Stored records:
§

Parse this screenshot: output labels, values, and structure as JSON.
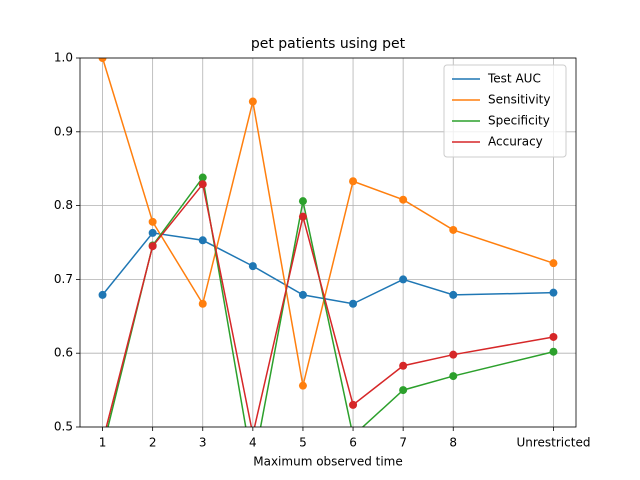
{
  "chart_data": {
    "type": "line",
    "title": "pet patients using pet",
    "x_label": "Maximum observed time",
    "x": [
      1,
      2,
      3,
      4,
      5,
      6,
      7,
      8,
      10
    ],
    "xlim": [
      0.55,
      10.45
    ],
    "xticks": [
      1,
      2,
      3,
      4,
      5,
      6,
      7,
      8,
      {
        "value": 10,
        "label": "Unrestricted"
      }
    ],
    "ylim": [
      0.5,
      1.0
    ],
    "yticks": [
      {
        "value": 0.5,
        "label": "0.5"
      },
      0.6,
      0.7,
      0.8,
      0.9,
      {
        "value": 1.0,
        "label": "1.0"
      }
    ],
    "grid": true,
    "legend": "upper right",
    "series": [
      {
        "name": "Test AUC",
        "color": "#1f77b4",
        "values": [
          0.679,
          0.763,
          0.753,
          0.718,
          0.679,
          0.667,
          0.7,
          0.679,
          0.682
        ]
      },
      {
        "name": "Sensitivity",
        "color": "#ff7f0e",
        "values": [
          1.0,
          0.778,
          0.667,
          0.941,
          0.556,
          0.833,
          0.808,
          0.767,
          0.722
        ]
      },
      {
        "name": "Specificity",
        "color": "#2ca02c",
        "values": [
          0.47,
          0.746,
          0.838,
          0.444,
          0.806,
          0.488,
          0.55,
          0.569,
          0.602
        ]
      },
      {
        "name": "Accuracy",
        "color": "#d62728",
        "values": [
          0.48,
          0.745,
          0.829,
          0.49,
          0.785,
          0.53,
          0.583,
          0.598,
          0.622
        ]
      }
    ]
  }
}
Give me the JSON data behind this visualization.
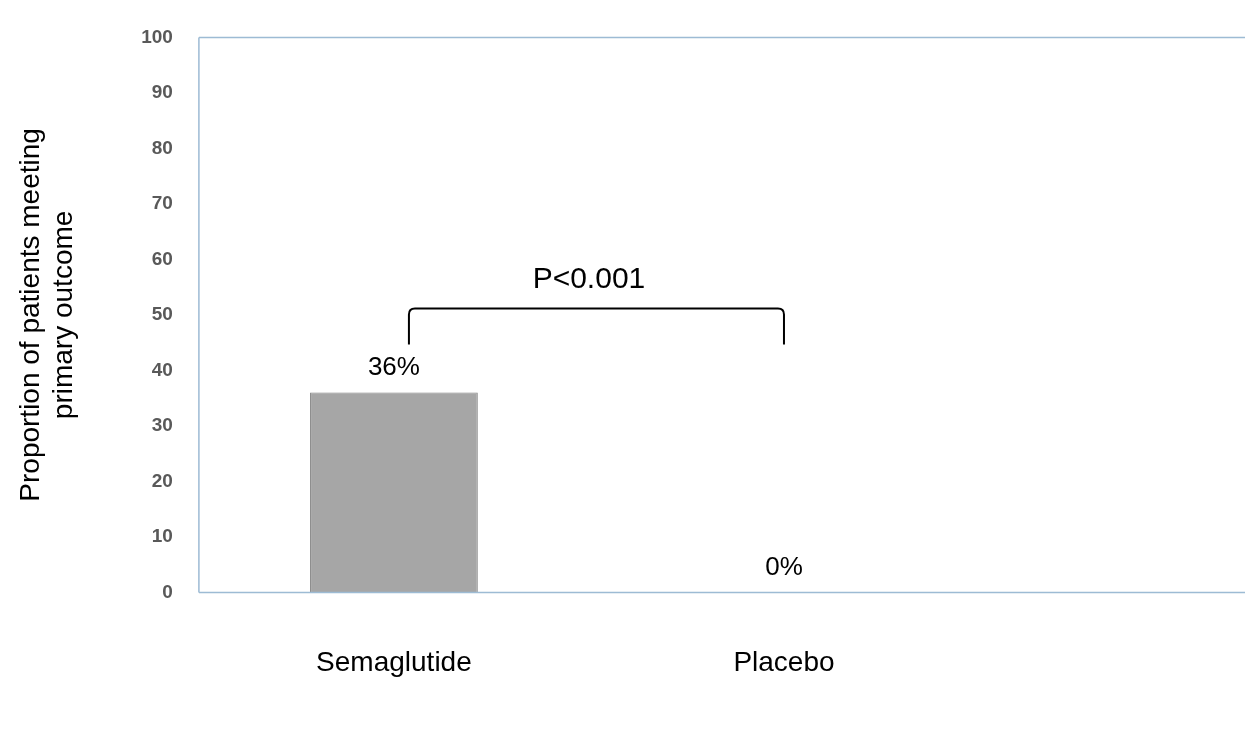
{
  "chart_data": {
    "type": "bar",
    "ylabel": "Proportion of patients meeting\nprimary outcome",
    "categories": [
      "Semaglutide",
      "Placebo"
    ],
    "values": [
      36,
      0
    ],
    "value_labels": [
      "36%",
      "0%"
    ],
    "color": "#a6a6a6",
    "ylim": [
      0,
      100
    ],
    "yticks": [
      0,
      10,
      20,
      30,
      40,
      50,
      60,
      70,
      80,
      90,
      100
    ],
    "annotations": [
      "P<0.001"
    ],
    "grid": false,
    "legend": false
  }
}
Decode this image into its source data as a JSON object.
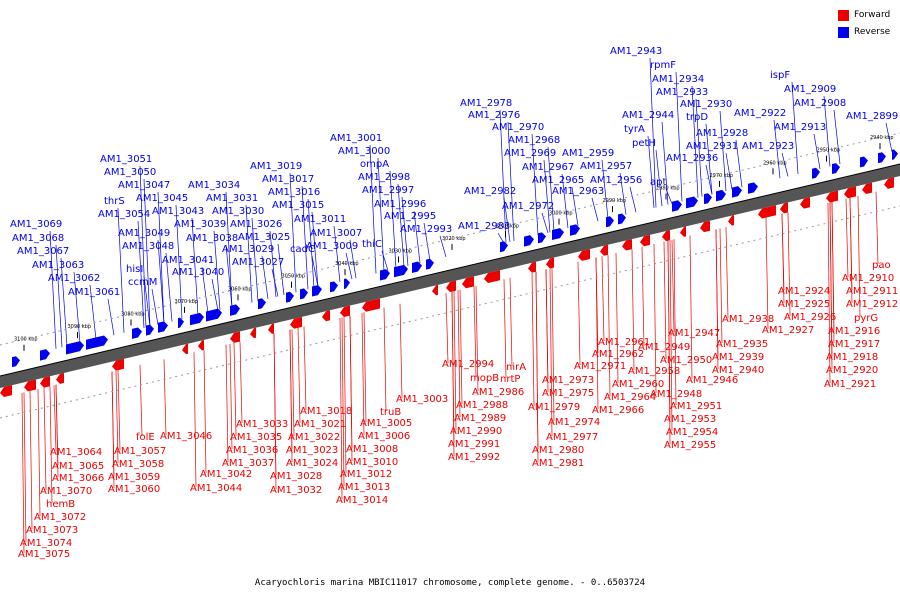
{
  "caption": "Acaryochloris marina MBIC11017 chromosome, complete genome. - 0..6503724",
  "legend": [
    {
      "label": "Forward",
      "color": "#ee0000"
    },
    {
      "label": "Reverse",
      "color": "#0000ee"
    }
  ],
  "colors": {
    "forward": "#ee0000",
    "reverse": "#0000ee",
    "axis": "#000000",
    "forward_leader": "#ee0000",
    "reverse_leader": "#0000ee"
  },
  "scale_ticks": [
    "3100 kbp",
    "3090 kbp",
    "3080 kbp",
    "3070 kbp",
    "3060 kbp",
    "3050 kbp",
    "3040 kbp",
    "3030 kbp",
    "3020 kbp",
    "3010 kbp",
    "3000 kbp",
    "2990 kbp",
    "2980 kbp",
    "2970 kbp",
    "2960 kbp",
    "2950 kbp",
    "2940 kbp"
  ],
  "reverse_labels": [
    "AM1_3069",
    "AM1_3068",
    "AM1_3067",
    "AM1_3063",
    "AM1_3062",
    "AM1_3061",
    "AM1_3051",
    "AM1_3050",
    "AM1_3047",
    "thrS",
    "AM1_3054",
    "AM1_3045",
    "AM1_3043",
    "AM1_3049",
    "hisI",
    "AM1_3048",
    "ccmM",
    "AM1_3034",
    "AM1_3039",
    "AM1_3031",
    "AM1_3030",
    "AM1_3038",
    "AM1_3041",
    "AM1_3040",
    "AM1_3019",
    "AM1_3017",
    "AM1_3016",
    "AM1_3015",
    "AM1_3026",
    "AM1_3025",
    "AM1_3029",
    "AM1_3027",
    "cadC",
    "AM1_3001",
    "AM1_3000",
    "ompA",
    "AM1_2998",
    "AM1_2997",
    "AM1_3011",
    "AM1_3007",
    "AM1_3009",
    "AM1_2996",
    "AM1_2995",
    "thiC",
    "AM1_2993",
    "AM1_2978",
    "AM1_2976",
    "AM1_2970",
    "AM1_2968",
    "AM1_2969",
    "AM1_2967",
    "AM1_2982",
    "AM1_2965",
    "AM1_2972",
    "AM1_2983",
    "AM1_2959",
    "AM1_2957",
    "AM1_2956",
    "AM1_2963",
    "AM1_2943",
    "rpmF",
    "AM1_2934",
    "AM1_2933",
    "AM1_2930",
    "AM1_2944",
    "trpD",
    "tyrA",
    "AM1_2928",
    "petH",
    "AM1_2931",
    "AM1_2936",
    "apt",
    "ispF",
    "AM1_2909",
    "AM1_2908",
    "AM1_2922",
    "AM1_2913",
    "AM1_2923",
    "AM1_2899"
  ],
  "forward_labels": [
    "AM1_3064",
    "AM1_3065",
    "AM1_3066",
    "AM1_3070",
    "hemB",
    "AM1_3072",
    "AM1_3073",
    "AM1_3074",
    "AM1_3075",
    "folE",
    "AM1_3057",
    "AM1_3058",
    "AM1_3059",
    "AM1_3060",
    "AM1_3046",
    "AM1_3042",
    "AM1_3044",
    "AM1_3033",
    "AM1_3035",
    "AM1_3036",
    "AM1_3037",
    "AM1_3018",
    "AM1_3021",
    "AM1_3022",
    "AM1_3023",
    "AM1_3024",
    "AM1_3028",
    "AM1_3032",
    "AM1_3003",
    "truB",
    "AM1_3005",
    "AM1_3006",
    "AM1_3008",
    "AM1_3010",
    "AM1_3012",
    "AM1_3013",
    "AM1_3014",
    "AM1_2994",
    "mopB",
    "nirA",
    "nrtP",
    "AM1_2986",
    "AM1_2988",
    "AM1_2989",
    "AM1_2990",
    "AM1_2991",
    "AM1_2992",
    "AM1_2971",
    "AM1_2973",
    "AM1_2975",
    "AM1_2979",
    "AM1_2974",
    "AM1_2977",
    "AM1_2980",
    "AM1_2981",
    "AM1_2961",
    "AM1_2962",
    "AM1_2960",
    "AM1_2964",
    "AM1_2966",
    "AM1_2958",
    "AM1_2949",
    "AM1_2950",
    "AM1_2946",
    "AM1_2948",
    "AM1_2951",
    "AM1_2953",
    "AM1_2954",
    "AM1_2955",
    "AM1_2947",
    "AM1_2938",
    "AM1_2935",
    "AM1_2939",
    "AM1_2940",
    "AM1_2924",
    "AM1_2925",
    "AM1_2926",
    "AM1_2927",
    "pao",
    "AM1_2910",
    "AM1_2911",
    "AM1_2912",
    "pyrG",
    "AM1_2916",
    "AM1_2917",
    "AM1_2918",
    "AM1_2920",
    "AM1_2921"
  ]
}
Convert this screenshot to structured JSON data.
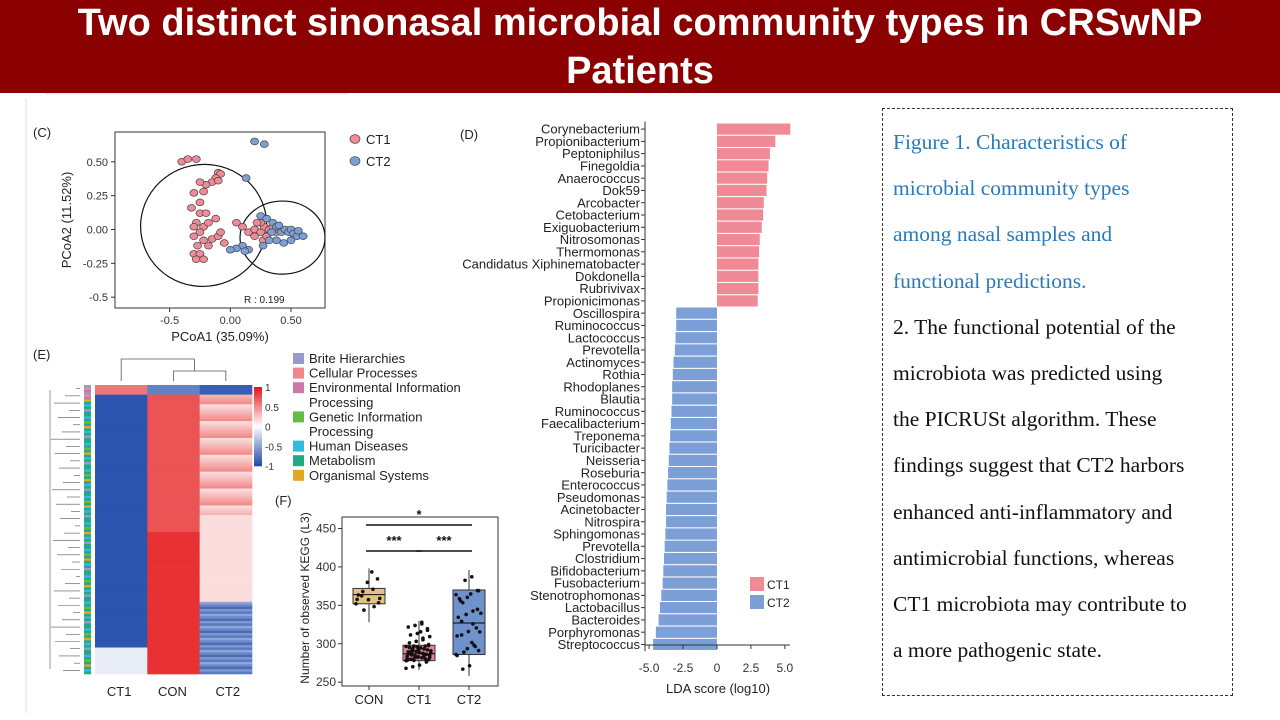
{
  "title": {
    "line1": "Two distinct sinonasal microbial community types in CRSwNP",
    "line2": "Patients"
  },
  "caption": {
    "lines": [
      {
        "text": "Figure 1. Characteristics of",
        "color": "#2a7ab9"
      },
      {
        "text": "microbial community types",
        "color": "#2a7ab9"
      },
      {
        "text": "among nasal samples and",
        "color": "#2a7ab9"
      },
      {
        "text": "functional predictions.",
        "color": "#2a7ab9"
      },
      {
        "text": "2. The functional potential of the",
        "color": "#111111"
      },
      {
        "text": "microbiota was predicted using",
        "color": "#111111"
      },
      {
        "text": "the PICRUSt algorithm. These",
        "color": "#111111"
      },
      {
        "text": "findings suggest that CT2 harbors",
        "color": "#111111"
      },
      {
        "text": "enhanced anti-inflammatory and",
        "color": "#111111"
      },
      {
        "text": "antimicrobial functions, whereas",
        "color": "#111111"
      },
      {
        "text": "CT1 microbiota may contribute to",
        "color": "#111111"
      },
      {
        "text": "a more pathogenic state.",
        "color": "#111111"
      }
    ]
  },
  "colors": {
    "ct1": "#f08a96",
    "ct2": "#7b9fd6",
    "con": "#e2c27e",
    "ct1_box": "#e8838f",
    "ct2_box": "#6f91cc"
  },
  "chart_data": [
    {
      "panel": "(C)",
      "type": "scatter",
      "xlabel": "PCoA1 (35.09%)",
      "ylabel": "PCoA2 (11.52%)",
      "xticks": [
        "-0.5",
        "0.00",
        "0.50"
      ],
      "yticks": [
        "0.50",
        "0.25",
        "0.00",
        "-0.25",
        "-0.5"
      ],
      "xlim": [
        -0.95,
        0.78
      ],
      "ylim": [
        -0.58,
        0.72
      ],
      "annotation": "R : 0.199",
      "legend": "right",
      "series": [
        {
          "name": "CT1",
          "points": [
            [
              -0.1,
              0.42
            ],
            [
              -0.08,
              0.41
            ],
            [
              -0.12,
              0.38
            ],
            [
              -0.15,
              0.35
            ],
            [
              -0.1,
              0.36
            ],
            [
              -0.2,
              0.33
            ],
            [
              -0.4,
              0.5
            ],
            [
              -0.35,
              0.52
            ],
            [
              -0.28,
              0.52
            ],
            [
              -0.25,
              0.35
            ],
            [
              -0.3,
              0.27
            ],
            [
              -0.22,
              0.28
            ],
            [
              -0.25,
              0.2
            ],
            [
              -0.32,
              0.16
            ],
            [
              -0.25,
              0.12
            ],
            [
              -0.28,
              0.05
            ],
            [
              -0.22,
              0.02
            ],
            [
              -0.3,
              0.02
            ],
            [
              -0.25,
              -0.02
            ],
            [
              -0.3,
              -0.05
            ],
            [
              -0.22,
              -0.08
            ],
            [
              -0.27,
              -0.12
            ],
            [
              -0.3,
              -0.18
            ],
            [
              -0.25,
              -0.18
            ],
            [
              -0.28,
              -0.22
            ],
            [
              -0.22,
              -0.22
            ],
            [
              -0.18,
              -0.12
            ],
            [
              -0.15,
              -0.07
            ],
            [
              -0.1,
              -0.05
            ],
            [
              -0.05,
              -0.1
            ],
            [
              -0.08,
              -0.02
            ],
            [
              -0.18,
              0.05
            ],
            [
              -0.12,
              0.08
            ],
            [
              -0.2,
              0.12
            ],
            [
              0.05,
              0.05
            ],
            [
              0.1,
              0.02
            ],
            [
              0.15,
              -0.02
            ],
            [
              0.2,
              0.0
            ],
            [
              0.25,
              -0.02
            ],
            [
              0.28,
              0.02
            ],
            [
              0.32,
              0.0
            ],
            [
              0.35,
              0.02
            ],
            [
              0.38,
              -0.02
            ],
            [
              0.2,
              -0.05
            ],
            [
              0.27,
              -0.08
            ],
            [
              0.3,
              -0.05
            ],
            [
              0.25,
              0.05
            ],
            [
              0.4,
              0.0
            ],
            [
              0.22,
              0.05
            ]
          ]
        },
        {
          "name": "CT2",
          "points": [
            [
              0.2,
              0.65
            ],
            [
              0.28,
              0.63
            ],
            [
              0.13,
              0.38
            ],
            [
              0.25,
              0.1
            ],
            [
              0.3,
              0.08
            ],
            [
              0.35,
              0.05
            ],
            [
              0.38,
              0.02
            ],
            [
              0.42,
              -0.02
            ],
            [
              0.45,
              0.0
            ],
            [
              0.48,
              -0.02
            ],
            [
              0.5,
              0.0
            ],
            [
              0.52,
              -0.03
            ],
            [
              0.55,
              -0.05
            ],
            [
              0.5,
              -0.08
            ],
            [
              0.44,
              -0.1
            ],
            [
              0.38,
              -0.08
            ],
            [
              0.32,
              -0.08
            ],
            [
              0.27,
              -0.12
            ],
            [
              0.15,
              -0.15
            ],
            [
              0.1,
              -0.12
            ],
            [
              0.05,
              -0.14
            ],
            [
              0.0,
              -0.15
            ],
            [
              0.12,
              -0.16
            ],
            [
              0.34,
              -0.02
            ],
            [
              0.6,
              -0.05
            ],
            [
              0.56,
              -0.01
            ],
            [
              0.4,
              0.03
            ]
          ]
        }
      ],
      "ellipses": [
        {
          "name": "CT1",
          "cx": -0.22,
          "cy": 0.03,
          "rx": 0.52,
          "ry": 0.45
        },
        {
          "name": "CT2",
          "cx": 0.43,
          "cy": -0.06,
          "rx": 0.35,
          "ry": 0.27
        }
      ]
    },
    {
      "panel": "(D)",
      "type": "bar",
      "orientation": "horizontal",
      "xlabel": "LDA score (log10)",
      "xticks": [
        "-5.0",
        "-2.5",
        "0",
        "2.5",
        "5.0"
      ],
      "xlim": [
        -5.3,
        5.6
      ],
      "legend": "bottom-right",
      "series": [
        {
          "name": "CT1",
          "categories": [
            "Corynebacterium",
            "Propionibacterium",
            "Peptoniphilus",
            "Finegoldia",
            "Anaerococcus",
            "Dok59",
            "Arcobacter",
            "Cetobacterium",
            "Exiguobacterium",
            "Nitrosomonas",
            "Thermomonas",
            "Candidatus Xiphinematobacter",
            "Dokdonella",
            "Rubrivivax",
            "Propionicimonas"
          ],
          "values": [
            5.4,
            4.3,
            3.9,
            3.8,
            3.7,
            3.65,
            3.45,
            3.4,
            3.3,
            3.15,
            3.1,
            3.05,
            3.05,
            3.05,
            3.0
          ]
        },
        {
          "name": "CT2",
          "categories": [
            "Oscillospira",
            "Ruminococcus",
            "Lactococcus",
            "Prevotella",
            "Actinomyces",
            "Rothia",
            "Rhodoplanes",
            "Blautia",
            "Ruminococcus",
            "Faecalibacterium",
            "Treponema",
            "Turicibacter",
            "Neisseria",
            "Roseburia",
            "Enterococcus",
            "Pseudomonas",
            "Acinetobacter",
            "Nitrospira",
            "Sphingomonas",
            "Prevotella",
            "Clostridium",
            "Bifidobacterium",
            "Fusobacterium",
            "Stenotrophomonas",
            "Lactobacillus",
            "Bacteroides",
            "Porphyromonas",
            "Streptococcus"
          ],
          "values": [
            -3.0,
            -3.0,
            -3.05,
            -3.1,
            -3.2,
            -3.25,
            -3.3,
            -3.3,
            -3.35,
            -3.4,
            -3.45,
            -3.5,
            -3.55,
            -3.6,
            -3.65,
            -3.7,
            -3.75,
            -3.75,
            -3.8,
            -3.85,
            -3.9,
            -3.95,
            -4.0,
            -4.1,
            -4.2,
            -4.3,
            -4.5,
            -4.7
          ]
        }
      ]
    },
    {
      "panel": "(E)",
      "type": "heatmap",
      "columns": [
        "CT1",
        "CON",
        "CT2"
      ],
      "colorbar_ticks": [
        "1",
        "0.5",
        "0",
        "-0.5",
        "-1"
      ],
      "legend_items": [
        {
          "label": "Brite Hierarchies",
          "color": "#9999cc"
        },
        {
          "label": "Cellular Processes",
          "color": "#f0878e"
        },
        {
          "label": "Environmental Information Processing",
          "color": "#cc77aa"
        },
        {
          "label": "Genetic Information Processing",
          "color": "#66bb44"
        },
        {
          "label": "Human Diseases",
          "color": "#33bbdd"
        },
        {
          "label": "Metabolism",
          "color": "#22aa88"
        },
        {
          "label": "Organismal Systems",
          "color": "#ddaa22"
        }
      ],
      "legend_lines": [
        "Brite Hierarchies",
        "Cellular Processes",
        "Environmental Information",
        "Processing",
        "Genetic Information",
        "Processing",
        "Human Diseases",
        "Metabolism",
        "Organismal Systems"
      ]
    },
    {
      "panel": "(F)",
      "type": "box",
      "ylabel": "Number of observed KEGG (L3)",
      "categories": [
        "CON",
        "CT1",
        "CT2"
      ],
      "yticks": [
        "450",
        "400",
        "350",
        "300",
        "250"
      ],
      "ylim": [
        245,
        465
      ],
      "boxes": [
        {
          "name": "CON",
          "q1": 352,
          "median": 364,
          "q3": 372,
          "whisker_low": 328,
          "whisker_high": 398
        },
        {
          "name": "CT1",
          "q1": 278,
          "median": 287,
          "q3": 298,
          "whisker_low": 266,
          "whisker_high": 330
        },
        {
          "name": "CT2",
          "q1": 286,
          "median": 327,
          "q3": 370,
          "whisker_low": 258,
          "whisker_high": 396
        }
      ],
      "significance": [
        {
          "pair": [
            "CON",
            "CT2"
          ],
          "label": "*"
        },
        {
          "pair": [
            "CON",
            "CT1"
          ],
          "label": "***"
        },
        {
          "pair": [
            "CT1",
            "CT2"
          ],
          "label": "***"
        }
      ]
    }
  ]
}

§

--- ABOUT THIS EXERCISE ---
For this exercise, find all lines in the records containing the word "observed" and copy them.

--- SOLVED PROBLEM ---
    "x_label": "Maximum observed time",
      "ylabel": "Number of observed KEGG (L3)",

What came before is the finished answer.